Begin

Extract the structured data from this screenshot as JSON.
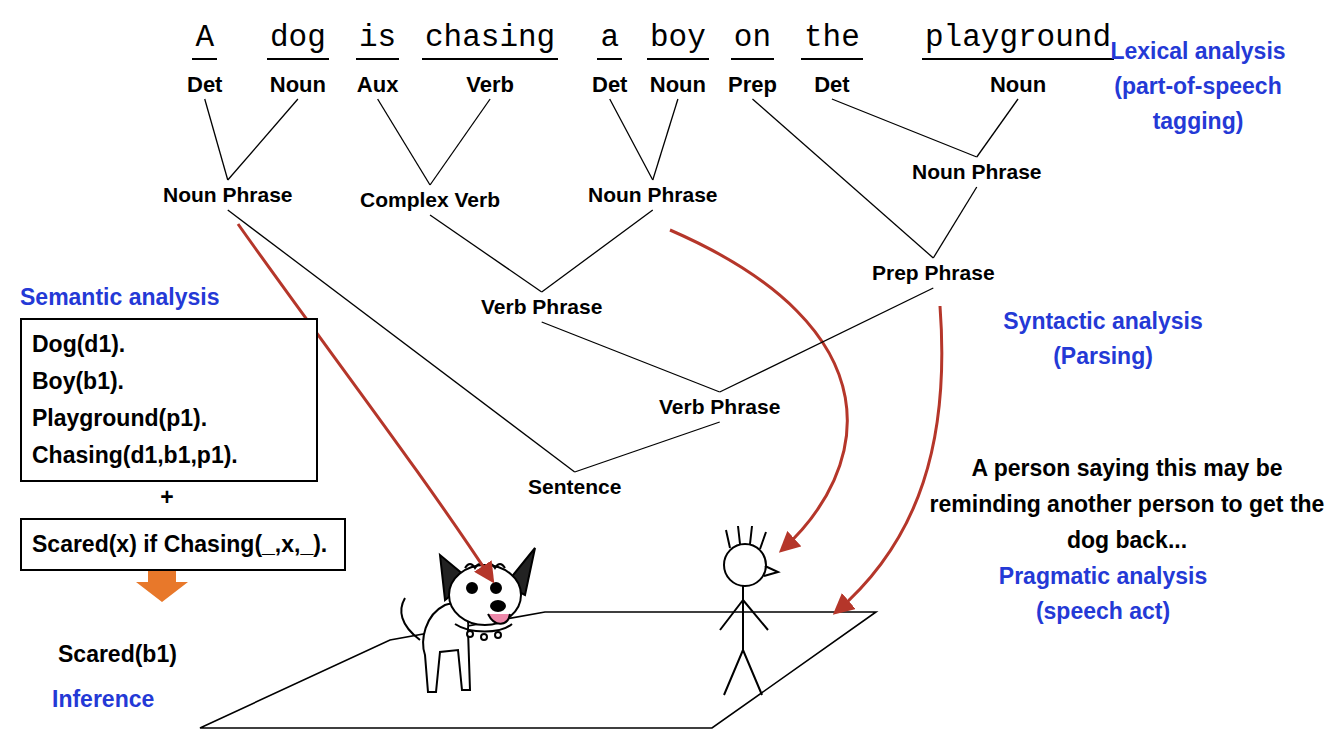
{
  "diagram": {
    "nodes": [
      {
        "text": [
          "A",
          "Det"
        ]
      },
      {
        "text": [
          "dog",
          "Noun"
        ]
      },
      {
        "text": [
          "is",
          "Aux"
        ]
      },
      {
        "text": [
          "chasing",
          "Verb"
        ]
      },
      {
        "text": [
          "a",
          "Det"
        ]
      },
      {
        "text": [
          "boy",
          "Noun"
        ]
      },
      {
        "text": [
          "on",
          "Prep"
        ]
      },
      {
        "text": [
          "the",
          "Det"
        ]
      },
      {
        "text": [
          "playground",
          "Noun"
        ]
      },
      {
        "text": [
          "Noun Phrase"
        ]
      },
      {
        "text": [
          "Complex Verb"
        ]
      },
      {
        "text": [
          "Noun Phrase"
        ]
      },
      {
        "text": [
          "Noun Phrase"
        ]
      },
      {
        "text": [
          "Prep Phrase"
        ]
      },
      {
        "text": [
          "Verb Phrase"
        ]
      },
      {
        "text": [
          "Verb Phrase"
        ]
      },
      {
        "text": [
          "Sentence"
        ]
      },
      {
        "text": [
          "Dog(d1).",
          "Boy(b1).",
          "Playground(p1).",
          "Chasing(d1,b1,p1)."
        ]
      },
      {
        "text": [
          "Scared(x) if Chasing(_,x,_)."
        ]
      }
    ],
    "edges": [
      {
        "from": 0,
        "to": 9,
        "arrow": "none"
      },
      {
        "from": 1,
        "to": 9,
        "arrow": "none"
      },
      {
        "from": 2,
        "to": 10,
        "arrow": "none"
      },
      {
        "from": 3,
        "to": 10,
        "arrow": "none"
      },
      {
        "from": 4,
        "to": 11,
        "arrow": "none"
      },
      {
        "from": 5,
        "to": 11,
        "arrow": "none"
      },
      {
        "from": 7,
        "to": 12,
        "arrow": "none"
      },
      {
        "from": 8,
        "to": 12,
        "arrow": "none"
      },
      {
        "from": 6,
        "to": 13,
        "arrow": "none"
      },
      {
        "from": 12,
        "to": 13,
        "arrow": "none"
      },
      {
        "from": 10,
        "to": 14,
        "arrow": "none"
      },
      {
        "from": 11,
        "to": 14,
        "arrow": "none"
      },
      {
        "from": 14,
        "to": 15,
        "arrow": "none"
      },
      {
        "from": 13,
        "to": 15,
        "arrow": "none"
      },
      {
        "from": 9,
        "to": 16,
        "arrow": "none"
      },
      {
        "from": 15,
        "to": 16,
        "arrow": "none"
      }
    ],
    "labels": [
      "Lexical analysis (part-of-speech tagging)",
      "Semantic analysis",
      "+",
      "Syntactic analysis (Parsing)",
      "Scared(b1)",
      "Inference",
      "A person saying this may be reminding another person to get the dog back...",
      "Pragmatic analysis (speech act)"
    ]
  }
}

End

Search the lines for the string "analysis" and copy every line that has it.

      "Lexical analysis (part-of-speech tagging)",
      "Semantic analysis",
      "Syntactic analysis (Parsing)",
      "Pragmatic analysis (speech act)"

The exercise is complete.